| EXERCISE INSTRUCTIONS |
Write out the whole listing again, exactly.

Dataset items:
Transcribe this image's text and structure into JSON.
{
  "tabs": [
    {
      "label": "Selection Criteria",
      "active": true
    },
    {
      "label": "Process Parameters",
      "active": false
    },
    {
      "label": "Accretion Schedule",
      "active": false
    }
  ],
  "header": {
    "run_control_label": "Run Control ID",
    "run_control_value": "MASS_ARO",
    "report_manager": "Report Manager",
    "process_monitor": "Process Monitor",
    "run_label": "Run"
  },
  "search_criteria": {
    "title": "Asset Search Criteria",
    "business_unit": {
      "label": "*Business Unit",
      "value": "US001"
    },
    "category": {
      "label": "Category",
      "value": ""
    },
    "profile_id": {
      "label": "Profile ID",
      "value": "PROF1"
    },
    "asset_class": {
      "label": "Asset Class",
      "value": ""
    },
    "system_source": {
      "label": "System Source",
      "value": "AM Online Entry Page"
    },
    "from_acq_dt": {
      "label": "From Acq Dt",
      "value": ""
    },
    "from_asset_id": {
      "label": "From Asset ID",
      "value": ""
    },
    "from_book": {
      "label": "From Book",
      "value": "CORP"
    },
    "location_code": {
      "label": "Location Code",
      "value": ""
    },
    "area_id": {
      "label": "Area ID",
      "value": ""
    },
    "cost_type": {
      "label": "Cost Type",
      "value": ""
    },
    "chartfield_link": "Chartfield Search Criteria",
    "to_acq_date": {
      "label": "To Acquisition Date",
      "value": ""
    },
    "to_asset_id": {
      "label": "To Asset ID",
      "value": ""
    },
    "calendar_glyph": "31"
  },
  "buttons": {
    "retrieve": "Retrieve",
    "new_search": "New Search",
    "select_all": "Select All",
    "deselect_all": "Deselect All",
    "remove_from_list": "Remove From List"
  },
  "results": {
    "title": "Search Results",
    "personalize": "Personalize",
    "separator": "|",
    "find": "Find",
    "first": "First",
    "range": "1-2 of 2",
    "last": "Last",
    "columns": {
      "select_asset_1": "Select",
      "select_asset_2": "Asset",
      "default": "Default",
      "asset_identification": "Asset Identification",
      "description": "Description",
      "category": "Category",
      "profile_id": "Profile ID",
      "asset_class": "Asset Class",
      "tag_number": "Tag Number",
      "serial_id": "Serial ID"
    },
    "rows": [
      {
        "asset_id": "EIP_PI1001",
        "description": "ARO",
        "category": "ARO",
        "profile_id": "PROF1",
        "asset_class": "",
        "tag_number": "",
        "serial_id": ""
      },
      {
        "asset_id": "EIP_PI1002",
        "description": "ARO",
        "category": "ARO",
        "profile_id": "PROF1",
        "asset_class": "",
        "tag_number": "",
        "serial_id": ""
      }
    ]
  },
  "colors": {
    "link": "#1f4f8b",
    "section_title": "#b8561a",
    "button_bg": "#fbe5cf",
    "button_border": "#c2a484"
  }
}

| TASK SOLUTION |
Transcribe this image's text and structure into JSON.
{
  "tabs": [
    {
      "label": "Selection Criteria",
      "active": true
    },
    {
      "label": "Process Parameters",
      "active": false
    },
    {
      "label": "Accretion Schedule",
      "active": false
    }
  ],
  "header": {
    "run_control_label": "Run Control ID",
    "run_control_value": "MASS_ARO",
    "report_manager": "Report Manager",
    "process_monitor": "Process Monitor",
    "run_label": "Run"
  },
  "search_criteria": {
    "title": "Asset Search Criteria",
    "business_unit": {
      "label": "*Business Unit",
      "value": "US001"
    },
    "category": {
      "label": "Category",
      "value": ""
    },
    "profile_id": {
      "label": "Profile ID",
      "value": "PROF1"
    },
    "asset_class": {
      "label": "Asset Class",
      "value": ""
    },
    "system_source": {
      "label": "System Source",
      "value": "AM Online Entry Page"
    },
    "from_acq_dt": {
      "label": "From Acq Dt",
      "value": ""
    },
    "from_asset_id": {
      "label": "From Asset ID",
      "value": ""
    },
    "from_book": {
      "label": "From Book",
      "value": "CORP"
    },
    "location_code": {
      "label": "Location Code",
      "value": ""
    },
    "area_id": {
      "label": "Area ID",
      "value": ""
    },
    "cost_type": {
      "label": "Cost Type",
      "value": ""
    },
    "chartfield_link": "Chartfield Search Criteria",
    "to_acq_date": {
      "label": "To Acquisition Date",
      "value": ""
    },
    "to_asset_id": {
      "label": "To Asset ID",
      "value": ""
    },
    "calendar_glyph": "31"
  },
  "buttons": {
    "retrieve": "Retrieve",
    "new_search": "New Search",
    "select_all": "Select All",
    "deselect_all": "Deselect All",
    "remove_from_list": "Remove From List"
  },
  "results": {
    "title": "Search Results",
    "personalize": "Personalize",
    "separator": "|",
    "find": "Find",
    "first": "First",
    "range": "1-2 of 2",
    "last": "Last",
    "columns": {
      "select_asset_1": "Select",
      "select_asset_2": "Asset",
      "default": "Default",
      "asset_identification": "Asset Identification",
      "description": "Description",
      "category": "Category",
      "profile_id": "Profile ID",
      "asset_class": "Asset Class",
      "tag_number": "Tag Number",
      "serial_id": "Serial ID"
    },
    "rows": [
      {
        "asset_id": "EIP_PI1001",
        "description": "ARO",
        "category": "ARO",
        "profile_id": "PROF1",
        "asset_class": "",
        "tag_number": "",
        "serial_id": ""
      },
      {
        "asset_id": "EIP_PI1002",
        "description": "ARO",
        "category": "ARO",
        "profile_id": "PROF1",
        "asset_class": "",
        "tag_number": "",
        "serial_id": ""
      }
    ]
  },
  "colors": {
    "link": "#1f4f8b",
    "section_title": "#b8561a",
    "button_bg": "#fbe5cf",
    "button_border": "#c2a484"
  }
}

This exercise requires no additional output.